Would you retype all of these records exactly?
— Begin Materials provided —
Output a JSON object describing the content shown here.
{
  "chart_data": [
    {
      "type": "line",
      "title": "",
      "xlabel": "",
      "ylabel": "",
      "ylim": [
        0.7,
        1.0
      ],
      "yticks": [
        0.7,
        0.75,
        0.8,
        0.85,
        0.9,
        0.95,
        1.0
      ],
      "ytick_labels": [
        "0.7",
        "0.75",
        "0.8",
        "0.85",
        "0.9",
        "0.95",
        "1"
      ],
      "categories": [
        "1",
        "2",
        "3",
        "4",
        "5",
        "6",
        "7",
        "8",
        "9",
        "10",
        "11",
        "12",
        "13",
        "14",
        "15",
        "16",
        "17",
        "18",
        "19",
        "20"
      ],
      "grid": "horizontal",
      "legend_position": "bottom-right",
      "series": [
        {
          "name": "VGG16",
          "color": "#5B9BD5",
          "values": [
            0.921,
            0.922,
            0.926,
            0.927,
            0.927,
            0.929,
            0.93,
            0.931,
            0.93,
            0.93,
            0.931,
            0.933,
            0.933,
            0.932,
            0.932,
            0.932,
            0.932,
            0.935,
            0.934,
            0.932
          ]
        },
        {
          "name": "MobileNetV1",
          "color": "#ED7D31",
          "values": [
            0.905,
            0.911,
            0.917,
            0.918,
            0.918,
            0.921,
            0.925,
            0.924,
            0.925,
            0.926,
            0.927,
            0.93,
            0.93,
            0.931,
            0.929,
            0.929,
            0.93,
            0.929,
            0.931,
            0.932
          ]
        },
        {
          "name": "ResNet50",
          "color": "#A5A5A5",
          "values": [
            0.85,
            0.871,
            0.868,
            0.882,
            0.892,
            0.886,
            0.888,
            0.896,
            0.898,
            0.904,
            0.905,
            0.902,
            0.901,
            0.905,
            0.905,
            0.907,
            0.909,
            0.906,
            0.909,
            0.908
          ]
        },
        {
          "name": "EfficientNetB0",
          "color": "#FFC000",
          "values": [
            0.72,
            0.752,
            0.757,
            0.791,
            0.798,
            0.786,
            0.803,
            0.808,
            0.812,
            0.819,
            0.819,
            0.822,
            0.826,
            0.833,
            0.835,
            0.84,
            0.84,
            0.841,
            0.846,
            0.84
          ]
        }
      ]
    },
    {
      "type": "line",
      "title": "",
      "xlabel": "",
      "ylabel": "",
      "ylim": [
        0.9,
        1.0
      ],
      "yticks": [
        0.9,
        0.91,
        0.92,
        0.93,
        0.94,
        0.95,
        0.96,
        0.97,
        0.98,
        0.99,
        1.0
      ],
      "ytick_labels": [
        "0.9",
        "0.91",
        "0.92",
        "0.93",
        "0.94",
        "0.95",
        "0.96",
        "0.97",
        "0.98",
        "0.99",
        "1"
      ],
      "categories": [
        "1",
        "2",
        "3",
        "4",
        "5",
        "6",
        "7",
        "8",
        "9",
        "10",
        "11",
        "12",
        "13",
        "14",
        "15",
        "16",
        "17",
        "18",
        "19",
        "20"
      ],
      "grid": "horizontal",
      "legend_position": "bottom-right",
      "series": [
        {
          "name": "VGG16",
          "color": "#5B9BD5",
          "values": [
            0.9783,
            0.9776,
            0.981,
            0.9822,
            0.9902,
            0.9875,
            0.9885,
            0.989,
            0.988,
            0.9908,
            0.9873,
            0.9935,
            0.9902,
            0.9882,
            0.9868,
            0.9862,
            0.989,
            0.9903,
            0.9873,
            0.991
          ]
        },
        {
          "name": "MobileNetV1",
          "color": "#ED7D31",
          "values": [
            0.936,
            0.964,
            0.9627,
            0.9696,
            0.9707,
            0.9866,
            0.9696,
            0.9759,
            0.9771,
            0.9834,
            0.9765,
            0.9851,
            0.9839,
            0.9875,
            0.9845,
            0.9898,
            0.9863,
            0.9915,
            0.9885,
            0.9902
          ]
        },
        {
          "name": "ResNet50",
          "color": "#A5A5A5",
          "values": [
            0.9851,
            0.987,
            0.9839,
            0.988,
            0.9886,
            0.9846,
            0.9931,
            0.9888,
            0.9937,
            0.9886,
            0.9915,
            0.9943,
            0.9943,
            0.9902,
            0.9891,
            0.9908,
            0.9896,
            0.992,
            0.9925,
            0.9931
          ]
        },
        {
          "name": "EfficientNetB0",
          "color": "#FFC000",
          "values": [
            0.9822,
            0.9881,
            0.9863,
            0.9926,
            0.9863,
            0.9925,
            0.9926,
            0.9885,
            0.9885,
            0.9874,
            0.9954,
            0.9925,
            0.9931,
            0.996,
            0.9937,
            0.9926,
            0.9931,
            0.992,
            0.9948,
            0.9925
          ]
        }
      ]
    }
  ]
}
— End Materials provided —
§ Written answer:
Output a JSON object describing the content shown here.
{
  "chart_data": [
    {
      "type": "line",
      "title": "",
      "xlabel": "",
      "ylabel": "",
      "ylim": [
        0.7,
        1.0
      ],
      "yticks": [
        0.7,
        0.75,
        0.8,
        0.85,
        0.9,
        0.95,
        1.0
      ],
      "ytick_labels": [
        "0.7",
        "0.75",
        "0.8",
        "0.85",
        "0.9",
        "0.95",
        "1"
      ],
      "categories": [
        "1",
        "2",
        "3",
        "4",
        "5",
        "6",
        "7",
        "8",
        "9",
        "10",
        "11",
        "12",
        "13",
        "14",
        "15",
        "16",
        "17",
        "18",
        "19",
        "20"
      ],
      "grid": "horizontal",
      "legend_position": "bottom-right",
      "series": [
        {
          "name": "VGG16",
          "color": "#5B9BD5",
          "values": [
            0.921,
            0.922,
            0.926,
            0.927,
            0.927,
            0.929,
            0.93,
            0.931,
            0.93,
            0.93,
            0.931,
            0.933,
            0.933,
            0.932,
            0.932,
            0.932,
            0.932,
            0.935,
            0.934,
            0.932
          ]
        },
        {
          "name": "MobileNetV1",
          "color": "#ED7D31",
          "values": [
            0.905,
            0.911,
            0.917,
            0.918,
            0.918,
            0.921,
            0.925,
            0.924,
            0.925,
            0.926,
            0.927,
            0.93,
            0.93,
            0.931,
            0.929,
            0.929,
            0.93,
            0.929,
            0.931,
            0.932
          ]
        },
        {
          "name": "ResNet50",
          "color": "#A5A5A5",
          "values": [
            0.85,
            0.871,
            0.868,
            0.882,
            0.892,
            0.886,
            0.888,
            0.896,
            0.898,
            0.904,
            0.905,
            0.902,
            0.901,
            0.905,
            0.905,
            0.907,
            0.909,
            0.906,
            0.909,
            0.908
          ]
        },
        {
          "name": "EfficientNetB0",
          "color": "#FFC000",
          "values": [
            0.72,
            0.752,
            0.757,
            0.791,
            0.798,
            0.786,
            0.803,
            0.808,
            0.812,
            0.819,
            0.819,
            0.822,
            0.826,
            0.833,
            0.835,
            0.84,
            0.84,
            0.841,
            0.846,
            0.84
          ]
        }
      ]
    },
    {
      "type": "line",
      "title": "",
      "xlabel": "",
      "ylabel": "",
      "ylim": [
        0.9,
        1.0
      ],
      "yticks": [
        0.9,
        0.91,
        0.92,
        0.93,
        0.94,
        0.95,
        0.96,
        0.97,
        0.98,
        0.99,
        1.0
      ],
      "ytick_labels": [
        "0.9",
        "0.91",
        "0.92",
        "0.93",
        "0.94",
        "0.95",
        "0.96",
        "0.97",
        "0.98",
        "0.99",
        "1"
      ],
      "categories": [
        "1",
        "2",
        "3",
        "4",
        "5",
        "6",
        "7",
        "8",
        "9",
        "10",
        "11",
        "12",
        "13",
        "14",
        "15",
        "16",
        "17",
        "18",
        "19",
        "20"
      ],
      "grid": "horizontal",
      "legend_position": "bottom-right",
      "series": [
        {
          "name": "VGG16",
          "color": "#5B9BD5",
          "values": [
            0.9783,
            0.9776,
            0.981,
            0.9822,
            0.9902,
            0.9875,
            0.9885,
            0.989,
            0.988,
            0.9908,
            0.9873,
            0.9935,
            0.9902,
            0.9882,
            0.9868,
            0.9862,
            0.989,
            0.9903,
            0.9873,
            0.991
          ]
        },
        {
          "name": "MobileNetV1",
          "color": "#ED7D31",
          "values": [
            0.936,
            0.964,
            0.9627,
            0.9696,
            0.9707,
            0.9866,
            0.9696,
            0.9759,
            0.9771,
            0.9834,
            0.9765,
            0.9851,
            0.9839,
            0.9875,
            0.9845,
            0.9898,
            0.9863,
            0.9915,
            0.9885,
            0.9902
          ]
        },
        {
          "name": "ResNet50",
          "color": "#A5A5A5",
          "values": [
            0.9851,
            0.987,
            0.9839,
            0.988,
            0.9886,
            0.9846,
            0.9931,
            0.9888,
            0.9937,
            0.9886,
            0.9915,
            0.9943,
            0.9943,
            0.9902,
            0.9891,
            0.9908,
            0.9896,
            0.992,
            0.9925,
            0.9931
          ]
        },
        {
          "name": "EfficientNetB0",
          "color": "#FFC000",
          "values": [
            0.9822,
            0.9881,
            0.9863,
            0.9926,
            0.9863,
            0.9925,
            0.9926,
            0.9885,
            0.9885,
            0.9874,
            0.9954,
            0.9925,
            0.9931,
            0.996,
            0.9937,
            0.9926,
            0.9931,
            0.992,
            0.9948,
            0.9925
          ]
        }
      ]
    }
  ]
}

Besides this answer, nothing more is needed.